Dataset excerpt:
>> Start

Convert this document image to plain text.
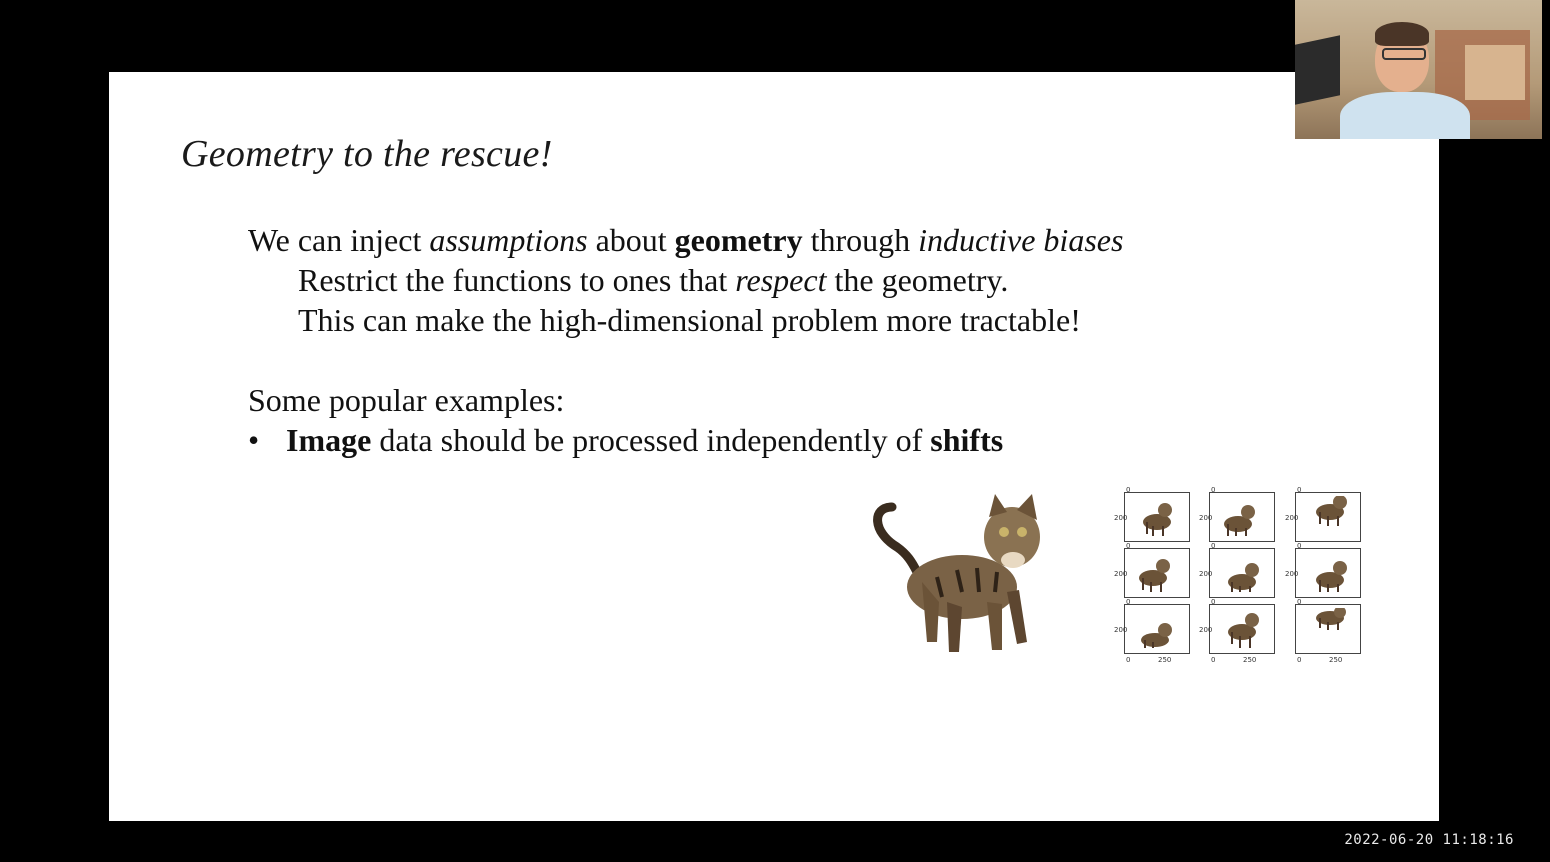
Geometry to the rescue!
We can inject assumptions about geometry through inductive biases
Restrict the functions to ones that respect the geometry.
This can make the high-dimensional problem more tractable!
Some popular examples:
• Image data should be processed independently of shifts
0
200
0
200
0
200
0
200
0
200
0
200
0
200
0
200
0
0	250	0	250	0	250
2022-06-20 11:18:16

>> End

Instructions for the task: Print each line of the material above exactly, with the pictures removed from your copy.

Answer to this task:
Convert this document image to plain text.
Geometry to the rescue!
We can inject assumptions about geometry through inductive biases
Restrict the functions to ones that respect the geometry.
This can make the high-dimensional problem more tractable!
Some popular examples:
• Image data should be processed independently of shifts
0
200
0
200
0
200
0
200
0
200
0
200
0
200
0
200
0
0	250	0	250	0	250
2022-06-20 11:18:16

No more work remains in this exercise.